Data:

########

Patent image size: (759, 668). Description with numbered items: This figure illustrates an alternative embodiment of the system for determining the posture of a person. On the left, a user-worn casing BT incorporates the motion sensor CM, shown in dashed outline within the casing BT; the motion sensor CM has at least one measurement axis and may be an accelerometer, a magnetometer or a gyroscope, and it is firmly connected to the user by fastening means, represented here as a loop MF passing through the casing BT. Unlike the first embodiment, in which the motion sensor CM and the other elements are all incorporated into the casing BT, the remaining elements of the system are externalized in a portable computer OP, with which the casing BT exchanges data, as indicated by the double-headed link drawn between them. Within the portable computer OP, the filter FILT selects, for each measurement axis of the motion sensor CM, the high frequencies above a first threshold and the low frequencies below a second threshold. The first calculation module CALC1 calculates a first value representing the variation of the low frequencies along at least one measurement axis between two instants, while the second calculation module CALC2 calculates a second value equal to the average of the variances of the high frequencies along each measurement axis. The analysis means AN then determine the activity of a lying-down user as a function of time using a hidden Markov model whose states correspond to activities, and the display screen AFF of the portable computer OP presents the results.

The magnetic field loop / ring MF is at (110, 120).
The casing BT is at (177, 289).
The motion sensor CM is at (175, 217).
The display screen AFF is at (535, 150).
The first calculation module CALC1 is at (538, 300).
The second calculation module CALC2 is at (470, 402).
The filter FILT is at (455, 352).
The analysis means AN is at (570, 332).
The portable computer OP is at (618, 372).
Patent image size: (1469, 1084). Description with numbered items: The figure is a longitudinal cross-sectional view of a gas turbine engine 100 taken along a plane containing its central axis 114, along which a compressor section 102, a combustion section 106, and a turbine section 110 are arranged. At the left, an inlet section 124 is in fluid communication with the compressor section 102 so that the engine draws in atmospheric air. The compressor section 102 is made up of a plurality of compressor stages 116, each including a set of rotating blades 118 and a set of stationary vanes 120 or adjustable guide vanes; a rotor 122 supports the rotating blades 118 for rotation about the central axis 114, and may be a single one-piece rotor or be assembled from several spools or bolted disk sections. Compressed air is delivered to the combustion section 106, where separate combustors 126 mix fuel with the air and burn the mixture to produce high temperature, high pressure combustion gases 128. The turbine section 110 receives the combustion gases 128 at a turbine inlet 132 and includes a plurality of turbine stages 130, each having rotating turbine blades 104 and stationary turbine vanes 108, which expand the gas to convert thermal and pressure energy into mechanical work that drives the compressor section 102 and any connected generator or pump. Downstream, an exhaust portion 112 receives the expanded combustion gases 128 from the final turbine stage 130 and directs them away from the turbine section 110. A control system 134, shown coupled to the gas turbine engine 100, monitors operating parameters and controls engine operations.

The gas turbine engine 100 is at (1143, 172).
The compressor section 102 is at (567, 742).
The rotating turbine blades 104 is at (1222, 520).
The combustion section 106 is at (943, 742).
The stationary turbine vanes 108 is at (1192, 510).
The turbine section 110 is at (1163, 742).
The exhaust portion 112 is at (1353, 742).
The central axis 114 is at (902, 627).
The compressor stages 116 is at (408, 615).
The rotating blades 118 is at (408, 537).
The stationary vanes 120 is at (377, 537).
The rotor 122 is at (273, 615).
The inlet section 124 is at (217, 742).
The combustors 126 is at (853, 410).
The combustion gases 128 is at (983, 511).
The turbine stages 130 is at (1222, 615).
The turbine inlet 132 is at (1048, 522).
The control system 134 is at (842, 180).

########

What you have to do:
Please write out all the lines above again, changing "Description with numbered items" to "Numbered description" and keeping everything else the same.

Reply to the exercise:
Patent image size: (759, 668). Numbered description: This figure illustrates an alternative embodiment of the system for determining the posture of a person. On the left, a user-worn casing BT incorporates the motion sensor CM, shown in dashed outline within the casing BT; the motion sensor CM has at least one measurement axis and may be an accelerometer, a magnetometer or a gyroscope, and it is firmly connected to the user by fastening means, represented here as a loop MF passing through the casing BT. Unlike the first embodiment, in which the motion sensor CM and the other elements are all incorporated into the casing BT, the remaining elements of the system are externalized in a portable computer OP, with which the casing BT exchanges data, as indicated by the double-headed link drawn between them. Within the portable computer OP, the filter FILT selects, for each measurement axis of the motion sensor CM, the high frequencies above a first threshold and the low frequencies below a second threshold. The first calculation module CALC1 calculates a first value representing the variation of the low frequencies along at least one measurement axis between two instants, while the second calculation module CALC2 calculates a second value equal to the average of the variances of the high frequencies along each measurement axis. The analysis means AN then determine the activity of a lying-down user as a function of time using a hidden Markov model whose states correspond to activities, and the display screen AFF of the portable computer OP presents the results.

The magnetic field loop / ring MF is at (110, 120).
The casing BT is at (177, 289).
The motion sensor CM is at (175, 217).
The display screen AFF is at (535, 150).
The first calculation module CALC1 is at (538, 300).
The second calculation module CALC2 is at (470, 402).
The filter FILT is at (455, 352).
The analysis means AN is at (570, 332).
The portable computer OP is at (618, 372).
Patent image size: (1469, 1084). Numbered description: The figure is a longitudinal cross-sectional view of a gas turbine engine 100 taken along a plane containing its central axis 114, along which a compressor section 102, a combustion section 106, and a turbine section 110 are arranged. At the left, an inlet section 124 is in fluid communication with the compressor section 102 so that the engine draws in atmospheric air. The compressor section 102 is made up of a plurality of compressor stages 116, each including a set of rotating blades 118 and a set of stationary vanes 120 or adjustable guide vanes; a rotor 122 supports the rotating blades 118 for rotation about the central axis 114, and may be a single one-piece rotor or be assembled from several spools or bolted disk sections. Compressed air is delivered to the combustion section 106, where separate combustors 126 mix fuel with the air and burn the mixture to produce high temperature, high pressure combustion gases 128. The turbine section 110 receives the combustion gases 128 at a turbine inlet 132 and includes a plurality of turbine stages 130, each having rotating turbine blades 104 and stationary turbine vanes 108, which expand the gas to convert thermal and pressure energy into mechanical work that drives the compressor section 102 and any connected generator or pump. Downstream, an exhaust portion 112 receives the expanded combustion gases 128 from the final turbine stage 130 and directs them away from the turbine section 110. A control system 134, shown coupled to the gas turbine engine 100, monitors operating parameters and controls engine operations.

The gas turbine engine 100 is at (1143, 172).
The compressor section 102 is at (567, 742).
The rotating turbine blades 104 is at (1222, 520).
The combustion section 106 is at (943, 742).
The stationary turbine vanes 108 is at (1192, 510).
The turbine section 110 is at (1163, 742).
The exhaust portion 112 is at (1353, 742).
The central axis 114 is at (902, 627).
The compressor stages 116 is at (408, 615).
The rotating blades 118 is at (408, 537).
The stationary vanes 120 is at (377, 537).
The rotor 122 is at (273, 615).
The inlet section 124 is at (217, 742).
The combustors 126 is at (853, 410).
The combustion gases 128 is at (983, 511).
The turbine stages 130 is at (1222, 615).
The turbine inlet 132 is at (1048, 522).
The control system 134 is at (842, 180).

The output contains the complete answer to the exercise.